[START]

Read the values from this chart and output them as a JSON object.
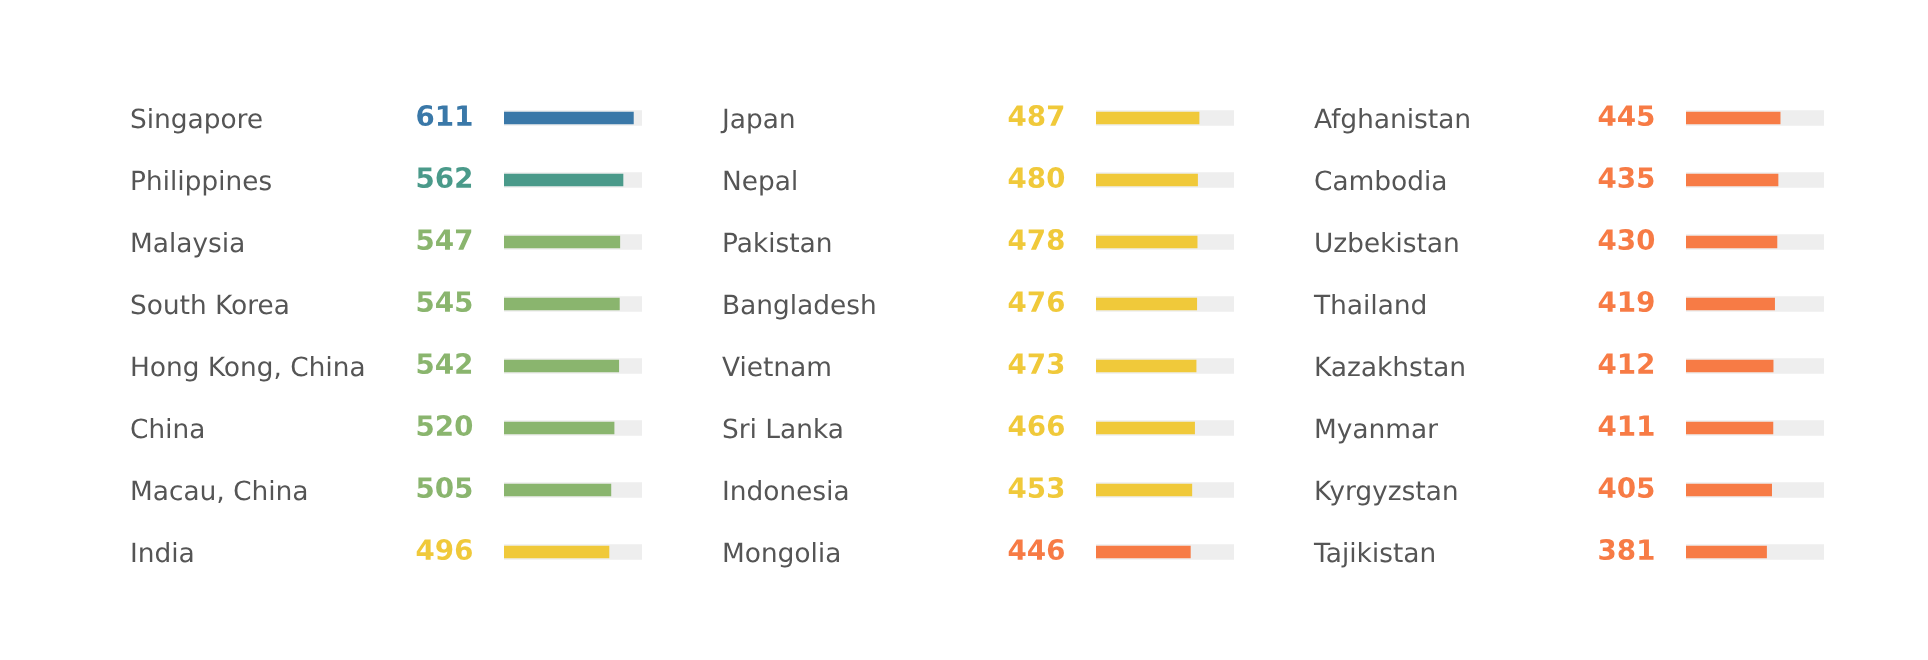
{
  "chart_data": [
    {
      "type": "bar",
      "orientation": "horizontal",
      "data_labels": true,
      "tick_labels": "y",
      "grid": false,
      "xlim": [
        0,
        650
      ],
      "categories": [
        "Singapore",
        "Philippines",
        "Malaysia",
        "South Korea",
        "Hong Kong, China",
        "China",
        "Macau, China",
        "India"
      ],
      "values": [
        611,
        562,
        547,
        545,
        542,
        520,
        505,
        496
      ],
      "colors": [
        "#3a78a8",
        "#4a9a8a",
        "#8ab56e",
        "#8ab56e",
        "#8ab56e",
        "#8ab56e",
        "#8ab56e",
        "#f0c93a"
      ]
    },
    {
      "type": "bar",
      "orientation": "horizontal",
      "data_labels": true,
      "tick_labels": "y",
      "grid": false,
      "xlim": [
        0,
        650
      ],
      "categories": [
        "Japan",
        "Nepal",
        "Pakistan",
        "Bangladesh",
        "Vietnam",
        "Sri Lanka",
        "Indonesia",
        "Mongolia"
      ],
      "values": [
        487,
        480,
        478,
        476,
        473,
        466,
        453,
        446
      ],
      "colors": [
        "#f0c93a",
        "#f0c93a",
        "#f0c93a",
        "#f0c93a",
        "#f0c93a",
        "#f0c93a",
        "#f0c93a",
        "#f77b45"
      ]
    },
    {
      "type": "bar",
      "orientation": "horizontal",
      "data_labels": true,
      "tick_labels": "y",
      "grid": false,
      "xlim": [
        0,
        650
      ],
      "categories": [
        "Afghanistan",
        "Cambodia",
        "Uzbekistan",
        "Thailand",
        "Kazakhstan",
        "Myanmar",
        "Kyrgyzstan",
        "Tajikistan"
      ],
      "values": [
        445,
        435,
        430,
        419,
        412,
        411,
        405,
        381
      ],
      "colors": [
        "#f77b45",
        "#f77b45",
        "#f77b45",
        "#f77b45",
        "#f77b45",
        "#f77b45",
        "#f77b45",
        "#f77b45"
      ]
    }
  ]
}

[END]

Set exercise:
Leave out the pictures and retype every line above exactly.

Exercise result:
Read the values from this chart and output them as a JSON object.
{
  "chart_data": [
    {
      "type": "bar",
      "orientation": "horizontal",
      "data_labels": true,
      "tick_labels": "y",
      "grid": false,
      "xlim": [
        0,
        650
      ],
      "categories": [
        "Singapore",
        "Philippines",
        "Malaysia",
        "South Korea",
        "Hong Kong, China",
        "China",
        "Macau, China",
        "India"
      ],
      "values": [
        611,
        562,
        547,
        545,
        542,
        520,
        505,
        496
      ],
      "colors": [
        "#3a78a8",
        "#4a9a8a",
        "#8ab56e",
        "#8ab56e",
        "#8ab56e",
        "#8ab56e",
        "#8ab56e",
        "#f0c93a"
      ]
    },
    {
      "type": "bar",
      "orientation": "horizontal",
      "data_labels": true,
      "tick_labels": "y",
      "grid": false,
      "xlim": [
        0,
        650
      ],
      "categories": [
        "Japan",
        "Nepal",
        "Pakistan",
        "Bangladesh",
        "Vietnam",
        "Sri Lanka",
        "Indonesia",
        "Mongolia"
      ],
      "values": [
        487,
        480,
        478,
        476,
        473,
        466,
        453,
        446
      ],
      "colors": [
        "#f0c93a",
        "#f0c93a",
        "#f0c93a",
        "#f0c93a",
        "#f0c93a",
        "#f0c93a",
        "#f0c93a",
        "#f77b45"
      ]
    },
    {
      "type": "bar",
      "orientation": "horizontal",
      "data_labels": true,
      "tick_labels": "y",
      "grid": false,
      "xlim": [
        0,
        650
      ],
      "categories": [
        "Afghanistan",
        "Cambodia",
        "Uzbekistan",
        "Thailand",
        "Kazakhstan",
        "Myanmar",
        "Kyrgyzstan",
        "Tajikistan"
      ],
      "values": [
        445,
        435,
        430,
        419,
        412,
        411,
        405,
        381
      ],
      "colors": [
        "#f77b45",
        "#f77b45",
        "#f77b45",
        "#f77b45",
        "#f77b45",
        "#f77b45",
        "#f77b45",
        "#f77b45"
      ]
    }
  ]
}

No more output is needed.